Numero 54
L’attesa è finita!
Il numero 54 di Sardegna Antica C. M. è finalmente disponibile nelle migliori edicole della Sardegna.
Un numero ricchissimo, pieno di sorprese e novità. In una parola: imperdibile!
L’attesa è finita!
Il numero 54 di Sardegna Antica C. M. è finalmente disponibile nelle migliori edicole della Sardegna.
Un numero ricchissimo, pieno di sorprese e novità. In una parola: imperdibile!
Pieghe mentali e mancata Scienza di Giacobbe Manca
É una questione di credibilità.
Molti, troppi indizi consentono dubbi sulla strana cronologia del Nuragico attualmente utilizzata in Sardegna e, incredibile a dirsi, viene pure presa sul serio dagli studiosi italiani e persino dagli europei: credo in buona fede e per mancanza d’altro.
La questione è molto, direi troppo importante per lasciarla correre. Specialmente per i molti guasti che derivano da una periodizzazione attualmente diffusa “in ambiente”: alquanto miope, a mio vedere.
Di fatto s’ingenerano errori, perdite di tempo, spreco di carta e inchiostri, in ricercatori che assai meglio potrebbero impiegare il loro ingegno in cose più costruttive.
Per associazione di idee, esco dal vago ed entro nel velleitario, penso alla presunta scrittura nuragica, che a iniziali tratti di stimolo lascia il campo a pedanti e caparbie posizioni speculative.
Penso che se il nuragico non fosse ridotto dalla cosiddetta accademia a quel “calderone” smodatamente ampio e accomodante, molte ambiguità sarebbero non solo superate, ma non sarebbero state neanche intraprese:
uno scritto più o meno vago o proponibile, databile a un’avanzata Età del Ferro, per esempio, in nessun modo potrebbe essere ritenuto e preteso come nuragico, se fosse finalmente chiaro a tutti che la detta, straordinaria epoca dei costruttori di nuraghe, si era già conclusa da secoli prima.

Si tratta di voler vedere e accettare, secondo scienza – per metodo – e non per schieramento di una o altra tifoseria.
Per questo ho da tempo il desiderio struggente di ripercorrere le tappe che hanno visto i presunti ricercatori archeologi predecessori alla scrupolosa ricerca del quadro cronologico in cui calare le vicende
preistoriche della Sardegna.
Si tratta, insomma, di chiarire come si è giunti infine a determinare quella
griglia del tempo nuragico e, per capire, quale valore scientifico essa possa avere: un esercizio che sarebbe salutare anche per le povere università isolane, dove “la cosa” è rifilata agli allievi come garantita, in virtù di altere posizioni dogmatiche (gli archeologi sono tutti “credenti”) e sottaciuta nella sua intima dinamica compositiva (prendere o lasciare: a scatola chiusa, senza spazi per dubbi).
Sarà un impegno gravoso, lungo e paziente, forse tedioso, e per questo da anni tengo “lontano da me questo calice amaro”.

**Righe del dataset:**
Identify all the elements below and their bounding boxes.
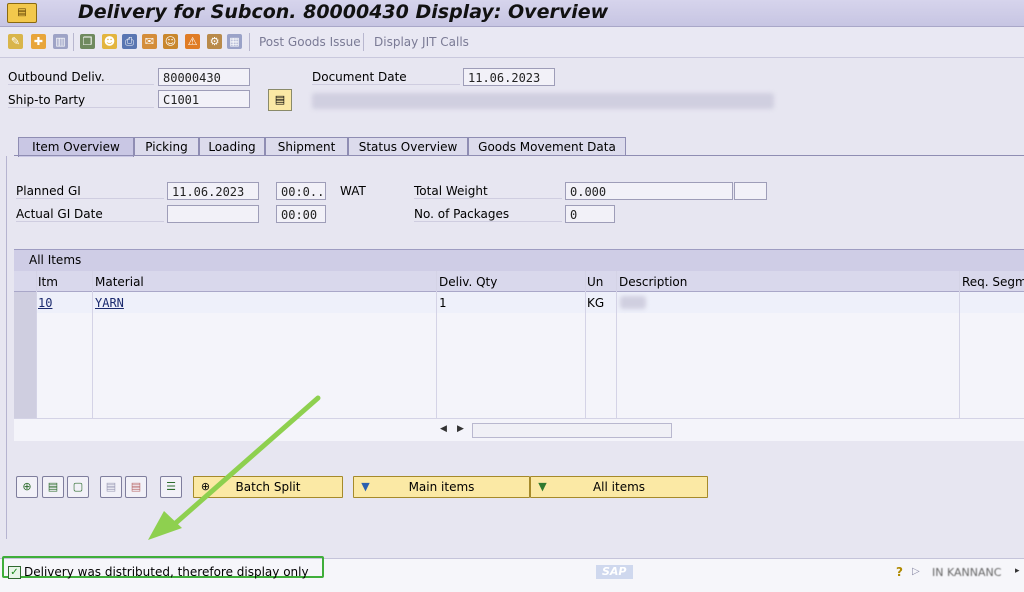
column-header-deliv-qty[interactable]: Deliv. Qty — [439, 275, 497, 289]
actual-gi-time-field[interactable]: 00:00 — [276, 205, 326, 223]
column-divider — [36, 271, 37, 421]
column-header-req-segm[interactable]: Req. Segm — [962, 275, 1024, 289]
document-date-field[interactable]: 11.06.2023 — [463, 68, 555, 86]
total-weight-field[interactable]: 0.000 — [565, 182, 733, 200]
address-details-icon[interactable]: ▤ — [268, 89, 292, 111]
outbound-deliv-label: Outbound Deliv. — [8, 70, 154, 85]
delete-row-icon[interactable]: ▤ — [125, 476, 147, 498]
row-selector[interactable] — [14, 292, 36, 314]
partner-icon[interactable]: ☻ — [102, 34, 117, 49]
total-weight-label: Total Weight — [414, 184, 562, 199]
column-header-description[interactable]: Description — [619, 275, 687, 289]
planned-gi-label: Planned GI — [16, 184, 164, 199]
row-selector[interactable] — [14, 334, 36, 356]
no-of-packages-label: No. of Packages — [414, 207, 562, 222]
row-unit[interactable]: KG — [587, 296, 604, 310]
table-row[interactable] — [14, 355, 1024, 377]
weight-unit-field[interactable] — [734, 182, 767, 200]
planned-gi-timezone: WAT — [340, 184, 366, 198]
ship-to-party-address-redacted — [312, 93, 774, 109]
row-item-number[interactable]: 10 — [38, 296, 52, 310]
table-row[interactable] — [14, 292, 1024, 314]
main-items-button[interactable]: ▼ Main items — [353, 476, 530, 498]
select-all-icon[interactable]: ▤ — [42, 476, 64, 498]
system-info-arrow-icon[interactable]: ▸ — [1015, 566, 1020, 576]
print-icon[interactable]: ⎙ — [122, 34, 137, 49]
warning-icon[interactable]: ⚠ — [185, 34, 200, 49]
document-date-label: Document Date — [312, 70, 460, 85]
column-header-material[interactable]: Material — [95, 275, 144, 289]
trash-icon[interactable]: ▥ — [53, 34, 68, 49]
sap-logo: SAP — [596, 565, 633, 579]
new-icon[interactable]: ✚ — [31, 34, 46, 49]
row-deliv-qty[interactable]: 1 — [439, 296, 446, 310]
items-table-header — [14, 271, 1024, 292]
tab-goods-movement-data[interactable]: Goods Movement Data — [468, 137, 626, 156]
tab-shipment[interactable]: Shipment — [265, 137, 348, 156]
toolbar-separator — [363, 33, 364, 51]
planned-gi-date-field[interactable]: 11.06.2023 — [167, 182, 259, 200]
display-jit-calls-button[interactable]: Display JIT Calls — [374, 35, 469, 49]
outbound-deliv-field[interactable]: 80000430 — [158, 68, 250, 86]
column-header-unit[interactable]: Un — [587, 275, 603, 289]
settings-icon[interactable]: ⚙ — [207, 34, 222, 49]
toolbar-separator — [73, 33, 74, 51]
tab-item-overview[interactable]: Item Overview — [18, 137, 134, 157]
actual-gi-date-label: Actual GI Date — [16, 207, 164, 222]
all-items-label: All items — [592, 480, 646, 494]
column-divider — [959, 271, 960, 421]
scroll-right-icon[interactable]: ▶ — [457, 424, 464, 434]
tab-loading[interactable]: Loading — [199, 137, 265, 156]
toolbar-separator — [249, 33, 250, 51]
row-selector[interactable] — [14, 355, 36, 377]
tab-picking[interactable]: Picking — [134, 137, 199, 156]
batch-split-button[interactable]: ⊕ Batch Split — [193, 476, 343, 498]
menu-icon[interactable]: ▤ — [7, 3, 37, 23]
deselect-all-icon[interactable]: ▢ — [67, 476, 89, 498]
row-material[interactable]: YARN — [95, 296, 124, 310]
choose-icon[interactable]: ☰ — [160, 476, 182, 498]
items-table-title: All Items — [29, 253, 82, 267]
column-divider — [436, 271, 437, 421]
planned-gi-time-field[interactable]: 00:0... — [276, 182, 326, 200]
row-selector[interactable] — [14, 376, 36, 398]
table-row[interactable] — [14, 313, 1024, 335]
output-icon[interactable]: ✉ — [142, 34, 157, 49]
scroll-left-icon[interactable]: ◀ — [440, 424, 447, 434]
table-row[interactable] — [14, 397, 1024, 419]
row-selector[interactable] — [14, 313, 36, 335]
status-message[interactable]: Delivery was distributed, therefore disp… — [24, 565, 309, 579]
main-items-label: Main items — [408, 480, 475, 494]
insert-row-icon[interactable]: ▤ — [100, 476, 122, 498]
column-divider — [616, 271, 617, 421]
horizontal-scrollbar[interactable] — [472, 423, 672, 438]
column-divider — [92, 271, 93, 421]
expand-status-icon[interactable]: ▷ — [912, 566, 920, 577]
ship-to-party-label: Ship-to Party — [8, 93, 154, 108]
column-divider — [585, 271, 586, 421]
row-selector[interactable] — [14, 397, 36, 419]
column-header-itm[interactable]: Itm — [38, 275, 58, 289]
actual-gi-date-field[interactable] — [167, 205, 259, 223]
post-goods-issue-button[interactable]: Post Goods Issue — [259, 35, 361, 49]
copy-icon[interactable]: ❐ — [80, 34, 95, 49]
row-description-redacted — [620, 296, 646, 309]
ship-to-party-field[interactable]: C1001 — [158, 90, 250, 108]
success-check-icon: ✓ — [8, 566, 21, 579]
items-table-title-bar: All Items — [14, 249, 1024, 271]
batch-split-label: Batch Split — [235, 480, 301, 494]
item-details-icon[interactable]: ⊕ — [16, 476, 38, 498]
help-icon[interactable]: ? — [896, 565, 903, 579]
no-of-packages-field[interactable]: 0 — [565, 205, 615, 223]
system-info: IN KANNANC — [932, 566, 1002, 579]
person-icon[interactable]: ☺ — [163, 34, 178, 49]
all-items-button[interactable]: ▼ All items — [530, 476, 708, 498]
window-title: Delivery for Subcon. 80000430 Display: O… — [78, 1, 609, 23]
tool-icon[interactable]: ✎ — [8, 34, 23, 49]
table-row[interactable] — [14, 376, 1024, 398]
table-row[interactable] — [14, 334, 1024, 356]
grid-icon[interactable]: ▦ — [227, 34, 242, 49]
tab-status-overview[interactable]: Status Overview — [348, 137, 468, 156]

**Consegne dell'esercizio:**
1. Riporta il brano citato cominciando dalle parole "Per associazione di" e fermandoti dopo "caparbie posizioni speculative.", sostituendo "scrittura nuragica" con "scrittura fenicia".
2. Rispondi a queste domande sul brano citato.
(a) Quale numero di Sardegna Antica C. M. è disponibile in edicola?
(b) A quale epoca è databile, per esempio, lo scritto che non potrebbe essere ritenuto nuragico?
(c) Come vengono definiti gli archeologi nella parentesi dedicata a loro?
Le righe provengono da una fonte diversa rispetto al brano citato.

**Risposte alle consegne:**
1.
Per associazione di idee, esco dal vago ed entro nel velleitario, penso alla presunta scrittura fenicia, che a iniziali tratti di stimolo lascia il campo a pedanti e caparbie posizioni speculative.

2.
(a) Il numero 54.
(b) A un'avanzata Età del Ferro.
(c) Tutti "credenti".